SET PROBLEM: Produce a word-for-word copy of the listing below without its pictures.

--- BEGIN ENTRIES SHOWN ---

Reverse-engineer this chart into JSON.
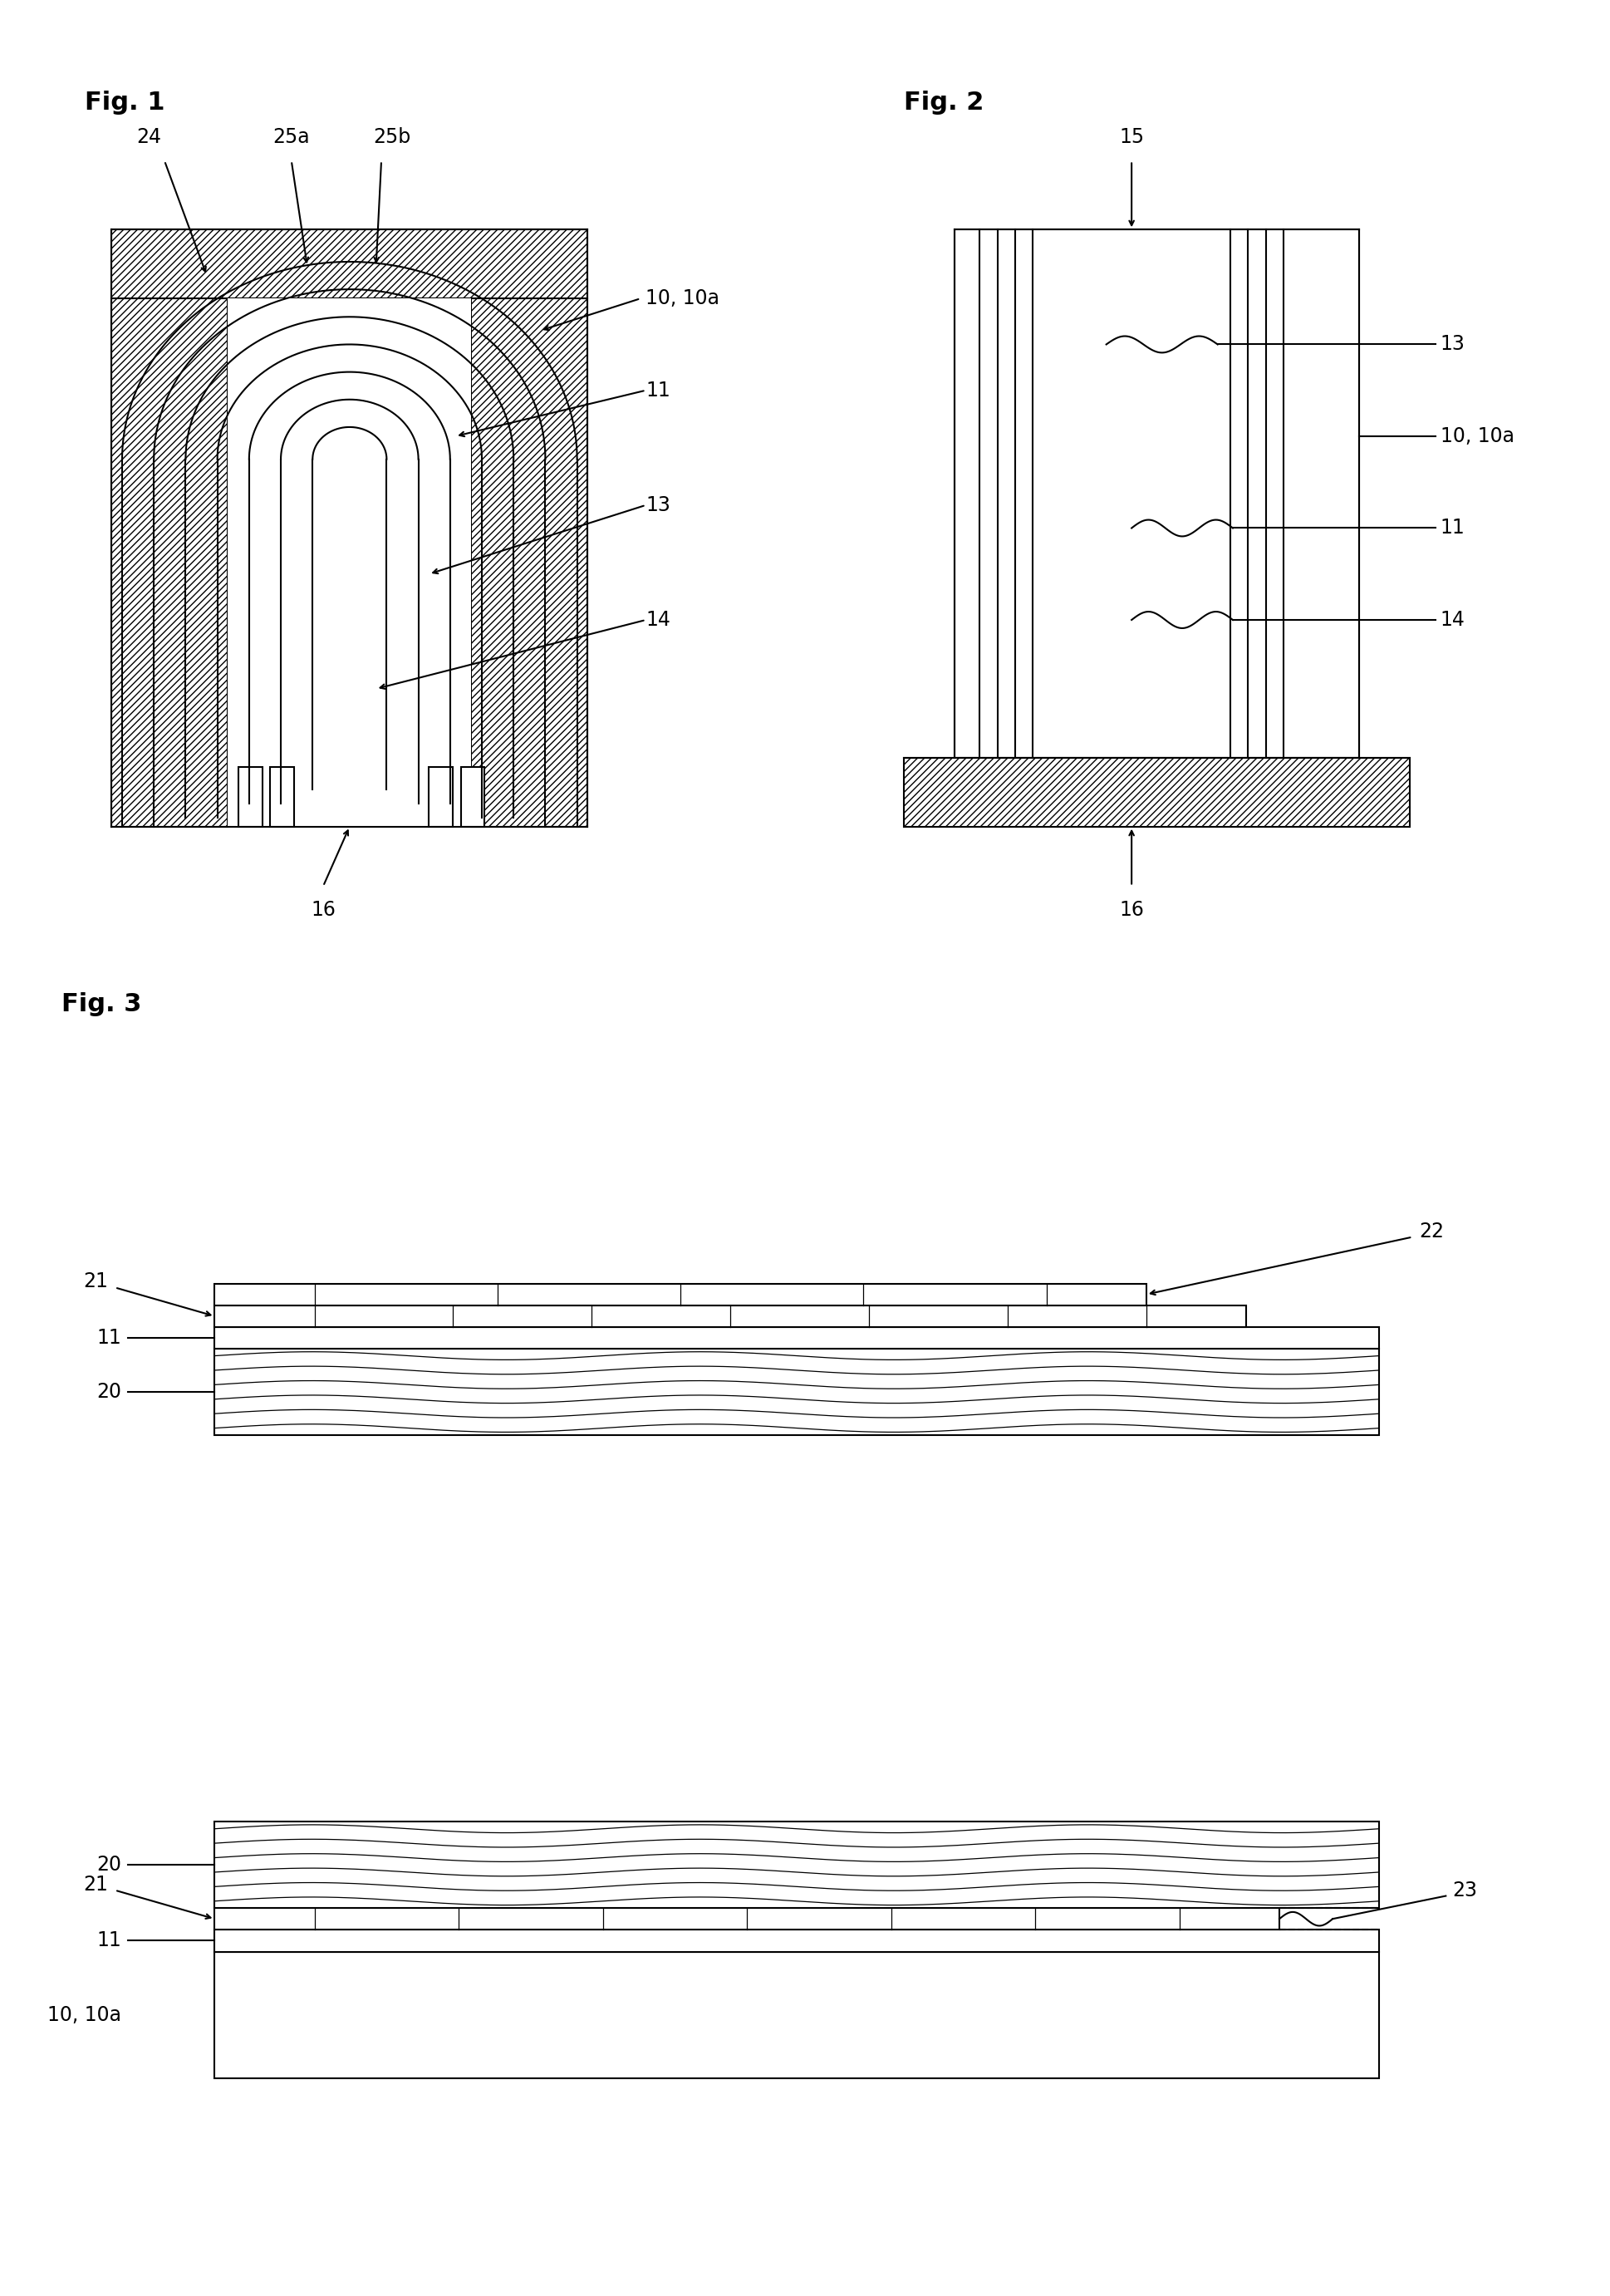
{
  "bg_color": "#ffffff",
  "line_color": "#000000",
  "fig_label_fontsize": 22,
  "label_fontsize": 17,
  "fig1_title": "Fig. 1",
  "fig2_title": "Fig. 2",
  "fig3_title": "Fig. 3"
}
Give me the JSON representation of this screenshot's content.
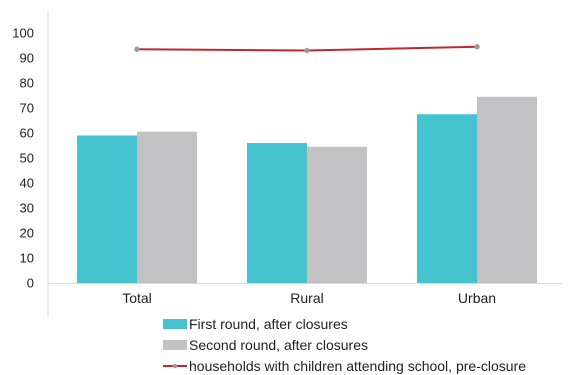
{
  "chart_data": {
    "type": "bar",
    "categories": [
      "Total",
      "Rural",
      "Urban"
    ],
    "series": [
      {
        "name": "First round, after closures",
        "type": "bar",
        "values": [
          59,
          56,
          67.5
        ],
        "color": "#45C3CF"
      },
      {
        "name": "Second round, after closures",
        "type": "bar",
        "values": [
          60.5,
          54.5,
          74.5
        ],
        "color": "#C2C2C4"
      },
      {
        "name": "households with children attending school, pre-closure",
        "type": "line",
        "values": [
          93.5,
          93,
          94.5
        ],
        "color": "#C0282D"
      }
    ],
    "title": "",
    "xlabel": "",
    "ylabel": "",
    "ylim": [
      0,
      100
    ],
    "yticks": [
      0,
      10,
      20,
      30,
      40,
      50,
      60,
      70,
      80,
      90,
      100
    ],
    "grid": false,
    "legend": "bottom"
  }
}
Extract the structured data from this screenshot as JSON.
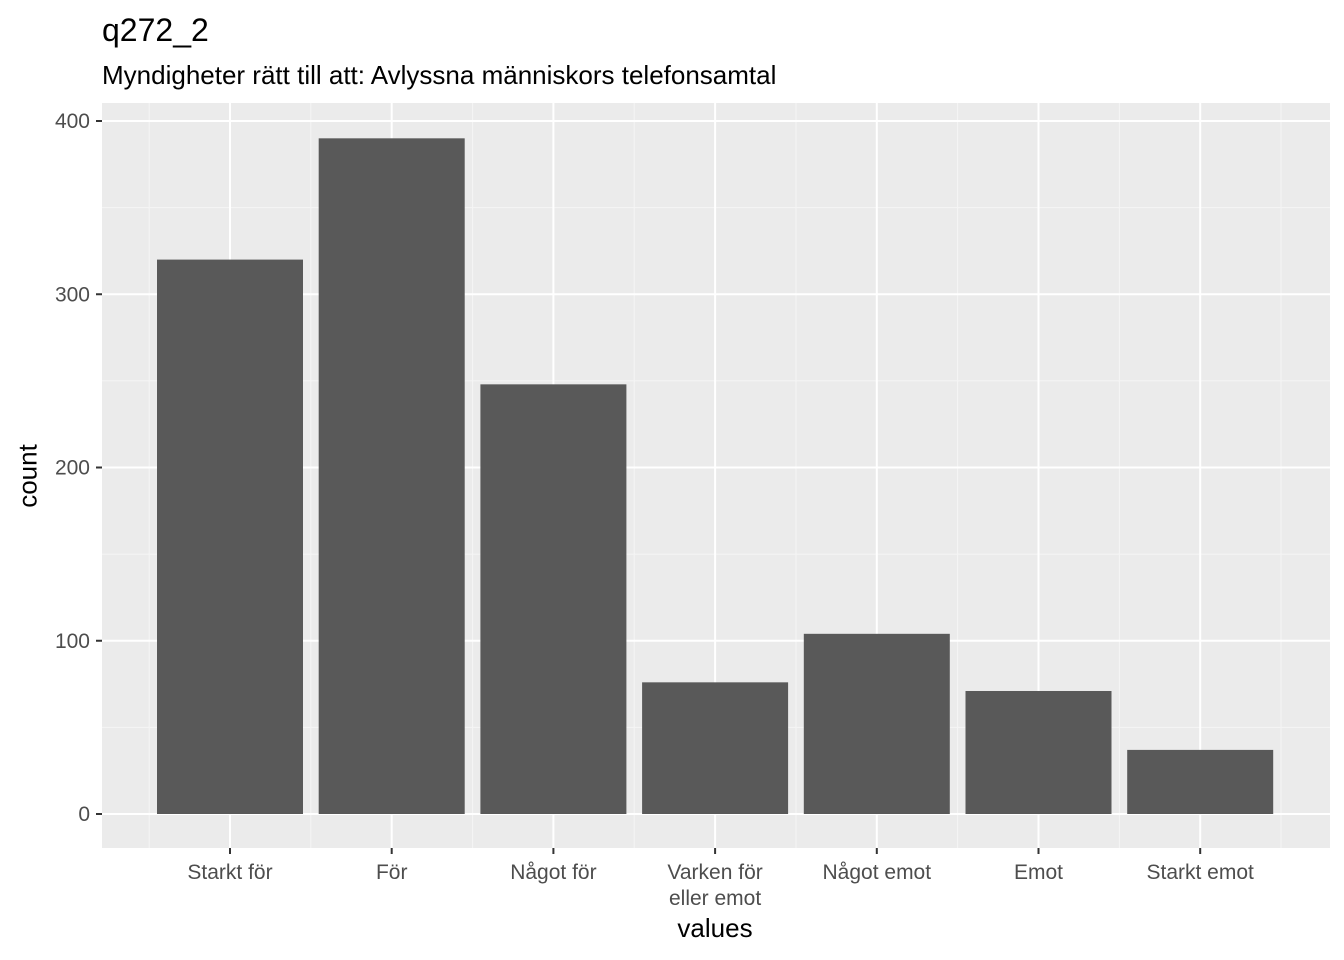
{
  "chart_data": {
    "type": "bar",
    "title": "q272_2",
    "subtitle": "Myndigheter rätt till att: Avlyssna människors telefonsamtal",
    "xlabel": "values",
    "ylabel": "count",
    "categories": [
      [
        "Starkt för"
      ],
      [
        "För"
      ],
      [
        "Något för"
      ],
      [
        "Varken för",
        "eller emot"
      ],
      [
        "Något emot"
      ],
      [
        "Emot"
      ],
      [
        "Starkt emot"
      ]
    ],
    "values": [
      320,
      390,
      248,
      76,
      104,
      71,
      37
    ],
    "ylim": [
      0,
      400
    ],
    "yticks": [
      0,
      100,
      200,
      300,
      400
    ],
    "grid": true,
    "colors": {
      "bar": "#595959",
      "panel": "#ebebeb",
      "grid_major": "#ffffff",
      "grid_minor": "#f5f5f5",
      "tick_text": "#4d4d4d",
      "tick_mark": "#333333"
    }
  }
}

--- END ENTRIES SHOWN ---

THE OUTPUT:
Reverse-engineer this chart into JSON.
{
  "bg_color": "#ffffff",
  "line_color": "#000000",
  "fig_label_fontsize": 22,
  "label_fontsize": 17,
  "fig1_title": "Fig. 1",
  "fig2_title": "Fig. 2",
  "fig3_title": "Fig. 3"
}
Give me the JSON representation of this screenshot's content.
{
  "chart_data": {
    "type": "bar",
    "categories": [
      "Total",
      "Rural",
      "Urban"
    ],
    "series": [
      {
        "name": "First round, after closures",
        "type": "bar",
        "values": [
          59,
          56,
          67.5
        ],
        "color": "#45C3CF"
      },
      {
        "name": "Second round, after closures",
        "type": "bar",
        "values": [
          60.5,
          54.5,
          74.5
        ],
        "color": "#C2C2C4"
      },
      {
        "name": "households with children attending school, pre-closure",
        "type": "line",
        "values": [
          93.5,
          93,
          94.5
        ],
        "color": "#C0282D"
      }
    ],
    "title": "",
    "xlabel": "",
    "ylabel": "",
    "ylim": [
      0,
      100
    ],
    "yticks": [
      0,
      10,
      20,
      30,
      40,
      50,
      60,
      70,
      80,
      90,
      100
    ],
    "grid": false,
    "legend": "bottom"
  }
}
Extract the structured data from this screenshot as JSON.
{
  "chart_data": {
    "type": "bar",
    "title": "q272_2",
    "subtitle": "Myndigheter rätt till att: Avlyssna människors telefonsamtal",
    "xlabel": "values",
    "ylabel": "count",
    "categories": [
      [
        "Starkt för"
      ],
      [
        "För"
      ],
      [
        "Något för"
      ],
      [
        "Varken för",
        "eller emot"
      ],
      [
        "Något emot"
      ],
      [
        "Emot"
      ],
      [
        "Starkt emot"
      ]
    ],
    "values": [
      320,
      390,
      248,
      76,
      104,
      71,
      37
    ],
    "ylim": [
      0,
      400
    ],
    "yticks": [
      0,
      100,
      200,
      300,
      400
    ],
    "grid": true,
    "colors": {
      "bar": "#595959",
      "panel": "#ebebeb",
      "grid_major": "#ffffff",
      "grid_minor": "#f5f5f5",
      "tick_text": "#4d4d4d",
      "tick_mark": "#333333"
    }
  }
}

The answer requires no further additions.